● **What needs to be done**
Produce an exact copy of all the records.

:: Working data

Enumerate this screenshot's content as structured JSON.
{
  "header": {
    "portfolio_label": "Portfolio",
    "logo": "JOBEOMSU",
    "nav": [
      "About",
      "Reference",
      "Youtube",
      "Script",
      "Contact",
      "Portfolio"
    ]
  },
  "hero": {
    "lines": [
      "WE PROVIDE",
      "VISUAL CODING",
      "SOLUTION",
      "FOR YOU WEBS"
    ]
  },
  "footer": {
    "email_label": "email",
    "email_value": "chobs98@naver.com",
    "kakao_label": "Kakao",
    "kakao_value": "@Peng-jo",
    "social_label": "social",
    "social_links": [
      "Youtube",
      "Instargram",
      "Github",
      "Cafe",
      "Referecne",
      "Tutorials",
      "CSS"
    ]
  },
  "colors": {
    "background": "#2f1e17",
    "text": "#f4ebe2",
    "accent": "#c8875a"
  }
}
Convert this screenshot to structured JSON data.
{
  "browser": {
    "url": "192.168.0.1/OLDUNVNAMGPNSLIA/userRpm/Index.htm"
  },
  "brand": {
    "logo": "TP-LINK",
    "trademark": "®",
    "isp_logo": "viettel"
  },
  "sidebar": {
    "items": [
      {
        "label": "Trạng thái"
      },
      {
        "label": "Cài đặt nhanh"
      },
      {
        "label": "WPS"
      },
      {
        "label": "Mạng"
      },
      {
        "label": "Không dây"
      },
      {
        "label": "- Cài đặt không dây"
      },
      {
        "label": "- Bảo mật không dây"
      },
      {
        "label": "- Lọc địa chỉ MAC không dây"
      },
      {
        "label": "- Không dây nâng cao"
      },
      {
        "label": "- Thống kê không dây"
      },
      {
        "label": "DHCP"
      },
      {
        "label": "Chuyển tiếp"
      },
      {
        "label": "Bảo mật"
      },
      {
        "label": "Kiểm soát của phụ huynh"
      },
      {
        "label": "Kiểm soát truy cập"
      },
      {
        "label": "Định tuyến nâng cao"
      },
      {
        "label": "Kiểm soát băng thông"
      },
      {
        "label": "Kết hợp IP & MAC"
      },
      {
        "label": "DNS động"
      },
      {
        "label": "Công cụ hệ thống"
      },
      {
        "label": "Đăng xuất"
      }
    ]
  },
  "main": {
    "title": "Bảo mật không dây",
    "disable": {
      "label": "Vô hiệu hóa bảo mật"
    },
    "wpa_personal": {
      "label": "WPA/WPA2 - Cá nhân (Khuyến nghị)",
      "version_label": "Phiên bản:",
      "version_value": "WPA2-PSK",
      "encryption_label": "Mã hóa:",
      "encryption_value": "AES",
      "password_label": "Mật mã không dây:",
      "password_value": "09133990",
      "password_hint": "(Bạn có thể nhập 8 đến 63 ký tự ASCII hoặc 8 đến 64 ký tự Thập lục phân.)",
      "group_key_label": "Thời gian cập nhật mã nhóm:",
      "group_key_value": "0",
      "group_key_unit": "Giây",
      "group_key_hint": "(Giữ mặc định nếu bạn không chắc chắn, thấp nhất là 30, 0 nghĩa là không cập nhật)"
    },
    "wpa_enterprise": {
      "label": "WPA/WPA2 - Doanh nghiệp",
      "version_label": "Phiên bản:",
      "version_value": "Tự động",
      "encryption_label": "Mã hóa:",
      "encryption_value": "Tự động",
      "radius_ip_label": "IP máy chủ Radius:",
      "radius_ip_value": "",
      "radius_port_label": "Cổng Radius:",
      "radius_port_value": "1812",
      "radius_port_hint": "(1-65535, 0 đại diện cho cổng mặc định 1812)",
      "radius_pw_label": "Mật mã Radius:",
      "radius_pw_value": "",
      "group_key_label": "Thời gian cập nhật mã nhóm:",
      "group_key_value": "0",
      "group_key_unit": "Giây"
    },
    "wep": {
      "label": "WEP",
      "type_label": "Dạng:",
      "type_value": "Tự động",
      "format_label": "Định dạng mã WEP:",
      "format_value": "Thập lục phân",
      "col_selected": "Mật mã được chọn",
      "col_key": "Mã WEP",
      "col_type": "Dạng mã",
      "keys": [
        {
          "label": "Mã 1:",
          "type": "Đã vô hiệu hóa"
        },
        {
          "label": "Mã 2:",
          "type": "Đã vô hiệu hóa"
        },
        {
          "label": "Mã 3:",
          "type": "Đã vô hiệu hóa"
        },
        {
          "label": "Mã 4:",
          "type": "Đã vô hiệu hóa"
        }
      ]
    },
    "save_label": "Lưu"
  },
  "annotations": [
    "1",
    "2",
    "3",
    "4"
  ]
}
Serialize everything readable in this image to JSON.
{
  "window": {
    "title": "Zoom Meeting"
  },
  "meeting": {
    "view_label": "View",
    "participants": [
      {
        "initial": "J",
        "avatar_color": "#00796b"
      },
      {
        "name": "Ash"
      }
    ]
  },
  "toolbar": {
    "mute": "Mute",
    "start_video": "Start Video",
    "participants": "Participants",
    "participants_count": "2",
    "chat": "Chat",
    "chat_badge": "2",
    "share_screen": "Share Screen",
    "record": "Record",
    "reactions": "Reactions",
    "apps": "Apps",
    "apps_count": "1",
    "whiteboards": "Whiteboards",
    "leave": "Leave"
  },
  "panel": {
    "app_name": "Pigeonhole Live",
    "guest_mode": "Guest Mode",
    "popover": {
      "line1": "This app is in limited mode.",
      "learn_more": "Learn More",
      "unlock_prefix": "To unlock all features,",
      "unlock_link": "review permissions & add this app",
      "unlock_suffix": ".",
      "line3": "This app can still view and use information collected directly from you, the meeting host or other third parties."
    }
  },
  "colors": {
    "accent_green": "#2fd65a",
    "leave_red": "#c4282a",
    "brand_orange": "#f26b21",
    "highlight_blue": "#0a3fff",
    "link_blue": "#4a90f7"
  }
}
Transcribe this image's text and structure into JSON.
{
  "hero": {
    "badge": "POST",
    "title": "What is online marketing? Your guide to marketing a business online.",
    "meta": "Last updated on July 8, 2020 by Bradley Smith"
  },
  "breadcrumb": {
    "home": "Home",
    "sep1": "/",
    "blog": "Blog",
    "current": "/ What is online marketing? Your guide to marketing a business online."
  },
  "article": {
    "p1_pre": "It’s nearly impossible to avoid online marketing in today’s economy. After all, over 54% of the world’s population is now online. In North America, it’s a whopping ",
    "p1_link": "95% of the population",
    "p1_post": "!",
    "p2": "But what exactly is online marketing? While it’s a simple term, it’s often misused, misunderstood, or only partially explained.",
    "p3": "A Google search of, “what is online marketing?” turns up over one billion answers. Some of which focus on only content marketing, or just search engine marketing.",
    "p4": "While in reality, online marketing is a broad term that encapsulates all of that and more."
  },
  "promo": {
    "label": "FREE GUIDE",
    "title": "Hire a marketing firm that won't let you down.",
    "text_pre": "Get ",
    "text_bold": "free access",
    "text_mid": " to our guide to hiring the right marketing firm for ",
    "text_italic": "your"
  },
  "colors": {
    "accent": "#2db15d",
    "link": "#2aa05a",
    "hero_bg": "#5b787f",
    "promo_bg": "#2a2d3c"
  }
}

::::

● **Result**
Enumerate this screenshot's content as structured JSON.
{
  "header": {
    "portfolio_label": "Portfolio",
    "logo": "JOBEOMSU",
    "nav": [
      "About",
      "Reference",
      "Youtube",
      "Script",
      "Contact",
      "Portfolio"
    ]
  },
  "hero": {
    "lines": [
      "WE PROVIDE",
      "VISUAL CODING",
      "SOLUTION",
      "FOR YOU WEBS"
    ]
  },
  "footer": {
    "email_label": "email",
    "email_value": "chobs98@naver.com",
    "kakao_label": "Kakao",
    "kakao_value": "@Peng-jo",
    "social_label": "social",
    "social_links": [
      "Youtube",
      "Instargram",
      "Github",
      "Cafe",
      "Referecne",
      "Tutorials",
      "CSS"
    ]
  },
  "colors": {
    "background": "#2f1e17",
    "text": "#f4ebe2",
    "accent": "#c8875a"
  }
}
Convert this screenshot to structured JSON data.
{
  "browser": {
    "url": "192.168.0.1/OLDUNVNAMGPNSLIA/userRpm/Index.htm"
  },
  "brand": {
    "logo": "TP-LINK",
    "trademark": "®",
    "isp_logo": "viettel"
  },
  "sidebar": {
    "items": [
      {
        "label": "Trạng thái"
      },
      {
        "label": "Cài đặt nhanh"
      },
      {
        "label": "WPS"
      },
      {
        "label": "Mạng"
      },
      {
        "label": "Không dây"
      },
      {
        "label": "- Cài đặt không dây"
      },
      {
        "label": "- Bảo mật không dây"
      },
      {
        "label": "- Lọc địa chỉ MAC không dây"
      },
      {
        "label": "- Không dây nâng cao"
      },
      {
        "label": "- Thống kê không dây"
      },
      {
        "label": "DHCP"
      },
      {
        "label": "Chuyển tiếp"
      },
      {
        "label": "Bảo mật"
      },
      {
        "label": "Kiểm soát của phụ huynh"
      },
      {
        "label": "Kiểm soát truy cập"
      },
      {
        "label": "Định tuyến nâng cao"
      },
      {
        "label": "Kiểm soát băng thông"
      },
      {
        "label": "Kết hợp IP & MAC"
      },
      {
        "label": "DNS động"
      },
      {
        "label": "Công cụ hệ thống"
      },
      {
        "label": "Đăng xuất"
      }
    ]
  },
  "main": {
    "title": "Bảo mật không dây",
    "disable": {
      "label": "Vô hiệu hóa bảo mật"
    },
    "wpa_personal": {
      "label": "WPA/WPA2 - Cá nhân (Khuyến nghị)",
      "version_label": "Phiên bản:",
      "version_value": "WPA2-PSK",
      "encryption_label": "Mã hóa:",
      "encryption_value": "AES",
      "password_label": "Mật mã không dây:",
      "password_value": "09133990",
      "password_hint": "(Bạn có thể nhập 8 đến 63 ký tự ASCII hoặc 8 đến 64 ký tự Thập lục phân.)",
      "group_key_label": "Thời gian cập nhật mã nhóm:",
      "group_key_value": "0",
      "group_key_unit": "Giây",
      "group_key_hint": "(Giữ mặc định nếu bạn không chắc chắn, thấp nhất là 30, 0 nghĩa là không cập nhật)"
    },
    "wpa_enterprise": {
      "label": "WPA/WPA2 - Doanh nghiệp",
      "version_label": "Phiên bản:",
      "version_value": "Tự động",
      "encryption_label": "Mã hóa:",
      "encryption_value": "Tự động",
      "radius_ip_label": "IP máy chủ Radius:",
      "radius_ip_value": "",
      "radius_port_label": "Cổng Radius:",
      "radius_port_value": "1812",
      "radius_port_hint": "(1-65535, 0 đại diện cho cổng mặc định 1812)",
      "radius_pw_label": "Mật mã Radius:",
      "radius_pw_value": "",
      "group_key_label": "Thời gian cập nhật mã nhóm:",
      "group_key_value": "0",
      "group_key_unit": "Giây"
    },
    "wep": {
      "label": "WEP",
      "type_label": "Dạng:",
      "type_value": "Tự động",
      "format_label": "Định dạng mã WEP:",
      "format_value": "Thập lục phân",
      "col_selected": "Mật mã được chọn",
      "col_key": "Mã WEP",
      "col_type": "Dạng mã",
      "keys": [
        {
          "label": "Mã 1:",
          "type": "Đã vô hiệu hóa"
        },
        {
          "label": "Mã 2:",
          "type": "Đã vô hiệu hóa"
        },
        {
          "label": "Mã 3:",
          "type": "Đã vô hiệu hóa"
        },
        {
          "label": "Mã 4:",
          "type": "Đã vô hiệu hóa"
        }
      ]
    },
    "save_label": "Lưu"
  },
  "annotations": [
    "1",
    "2",
    "3",
    "4"
  ]
}
Serialize everything readable in this image to JSON.
{
  "window": {
    "title": "Zoom Meeting"
  },
  "meeting": {
    "view_label": "View",
    "participants": [
      {
        "initial": "J",
        "avatar_color": "#00796b"
      },
      {
        "name": "Ash"
      }
    ]
  },
  "toolbar": {
    "mute": "Mute",
    "start_video": "Start Video",
    "participants": "Participants",
    "participants_count": "2",
    "chat": "Chat",
    "chat_badge": "2",
    "share_screen": "Share Screen",
    "record": "Record",
    "reactions": "Reactions",
    "apps": "Apps",
    "apps_count": "1",
    "whiteboards": "Whiteboards",
    "leave": "Leave"
  },
  "panel": {
    "app_name": "Pigeonhole Live",
    "guest_mode": "Guest Mode",
    "popover": {
      "line1": "This app is in limited mode.",
      "learn_more": "Learn More",
      "unlock_prefix": "To unlock all features,",
      "unlock_link": "review permissions & add this app",
      "unlock_suffix": ".",
      "line3": "This app can still view and use information collected directly from you, the meeting host or other third parties."
    }
  },
  "colors": {
    "accent_green": "#2fd65a",
    "leave_red": "#c4282a",
    "brand_orange": "#f26b21",
    "highlight_blue": "#0a3fff",
    "link_blue": "#4a90f7"
  }
}
Transcribe this image's text and structure into JSON.
{
  "hero": {
    "badge": "POST",
    "title": "What is online marketing? Your guide to marketing a business online.",
    "meta": "Last updated on July 8, 2020 by Bradley Smith"
  },
  "breadcrumb": {
    "home": "Home",
    "sep1": "/",
    "blog": "Blog",
    "current": "/ What is online marketing? Your guide to marketing a business online."
  },
  "article": {
    "p1_pre": "It’s nearly impossible to avoid online marketing in today’s economy. After all, over 54% of the world’s population is now online. In North America, it’s a whopping ",
    "p1_link": "95% of the population",
    "p1_post": "!",
    "p2": "But what exactly is online marketing? While it’s a simple term, it’s often misused, misunderstood, or only partially explained.",
    "p3": "A Google search of, “what is online marketing?” turns up over one billion answers. Some of which focus on only content marketing, or just search engine marketing.",
    "p4": "While in reality, online marketing is a broad term that encapsulates all of that and more."
  },
  "promo": {
    "label": "FREE GUIDE",
    "title": "Hire a marketing firm that won't let you down.",
    "text_pre": "Get ",
    "text_bold": "free access",
    "text_mid": " to our guide to hiring the right marketing firm for ",
    "text_italic": "your"
  },
  "colors": {
    "accent": "#2db15d",
    "link": "#2aa05a",
    "hero_bg": "#5b787f",
    "promo_bg": "#2a2d3c"
  }
}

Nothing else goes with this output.